WORK REQUIRED:
Using the records provided below, locate and copy each line that contains the word "this".

TASK INPUTS:
--- --- ---
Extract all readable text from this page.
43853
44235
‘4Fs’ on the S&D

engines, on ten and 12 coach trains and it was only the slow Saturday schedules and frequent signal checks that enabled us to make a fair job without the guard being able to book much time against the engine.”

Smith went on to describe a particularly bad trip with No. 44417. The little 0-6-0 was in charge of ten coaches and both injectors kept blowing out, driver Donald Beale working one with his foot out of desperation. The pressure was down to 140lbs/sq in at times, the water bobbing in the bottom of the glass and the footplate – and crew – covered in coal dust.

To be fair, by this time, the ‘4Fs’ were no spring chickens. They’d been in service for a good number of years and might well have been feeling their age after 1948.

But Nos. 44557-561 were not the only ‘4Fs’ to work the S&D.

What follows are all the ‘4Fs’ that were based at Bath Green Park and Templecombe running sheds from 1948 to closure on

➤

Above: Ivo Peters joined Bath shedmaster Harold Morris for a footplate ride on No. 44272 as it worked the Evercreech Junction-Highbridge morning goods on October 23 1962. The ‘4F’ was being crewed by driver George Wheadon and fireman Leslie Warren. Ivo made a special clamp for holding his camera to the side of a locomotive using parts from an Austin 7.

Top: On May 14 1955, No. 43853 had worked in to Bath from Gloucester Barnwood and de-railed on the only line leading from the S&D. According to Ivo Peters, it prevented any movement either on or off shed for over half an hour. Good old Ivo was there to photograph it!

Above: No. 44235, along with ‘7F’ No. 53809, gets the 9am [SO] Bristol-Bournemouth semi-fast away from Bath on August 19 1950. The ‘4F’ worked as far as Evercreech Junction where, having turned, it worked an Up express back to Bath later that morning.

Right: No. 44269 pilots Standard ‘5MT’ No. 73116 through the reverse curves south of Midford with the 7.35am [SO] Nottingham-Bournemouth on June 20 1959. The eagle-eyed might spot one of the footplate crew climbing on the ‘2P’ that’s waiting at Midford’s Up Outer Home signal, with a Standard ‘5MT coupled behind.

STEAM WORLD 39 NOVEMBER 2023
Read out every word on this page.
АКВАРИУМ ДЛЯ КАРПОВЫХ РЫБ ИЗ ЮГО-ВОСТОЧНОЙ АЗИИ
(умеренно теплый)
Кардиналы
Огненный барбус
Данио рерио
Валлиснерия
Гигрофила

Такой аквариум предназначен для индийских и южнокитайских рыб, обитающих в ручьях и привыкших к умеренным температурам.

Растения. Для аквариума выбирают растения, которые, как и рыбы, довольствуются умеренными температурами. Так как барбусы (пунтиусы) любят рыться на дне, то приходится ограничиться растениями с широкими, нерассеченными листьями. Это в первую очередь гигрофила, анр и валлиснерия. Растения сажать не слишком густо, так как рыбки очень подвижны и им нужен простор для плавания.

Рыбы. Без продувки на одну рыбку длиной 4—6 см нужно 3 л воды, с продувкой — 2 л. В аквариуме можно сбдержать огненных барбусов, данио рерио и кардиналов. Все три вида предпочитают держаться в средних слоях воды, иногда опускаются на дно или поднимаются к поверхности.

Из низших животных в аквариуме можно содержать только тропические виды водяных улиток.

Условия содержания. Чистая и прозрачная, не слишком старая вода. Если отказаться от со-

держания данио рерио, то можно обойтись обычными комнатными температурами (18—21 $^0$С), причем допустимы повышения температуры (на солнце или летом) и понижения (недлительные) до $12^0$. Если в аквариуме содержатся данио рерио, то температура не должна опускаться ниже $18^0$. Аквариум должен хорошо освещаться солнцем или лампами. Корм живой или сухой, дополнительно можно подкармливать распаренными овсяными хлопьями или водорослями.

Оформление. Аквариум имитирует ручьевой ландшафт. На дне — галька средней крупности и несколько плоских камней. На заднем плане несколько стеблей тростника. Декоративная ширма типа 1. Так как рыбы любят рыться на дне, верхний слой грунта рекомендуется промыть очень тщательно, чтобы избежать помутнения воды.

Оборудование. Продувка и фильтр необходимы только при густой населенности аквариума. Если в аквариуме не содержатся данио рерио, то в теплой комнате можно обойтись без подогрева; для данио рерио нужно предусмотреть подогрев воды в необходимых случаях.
--- --- ---
COMPLETE ANSWER:
Extract all readable text from this page.
To be fair, by this time, the ‘4Fs’ were no spring chickens. They’d been in service for a good number of years and might well have been feeling their age after 1948.
Read out every word on this page.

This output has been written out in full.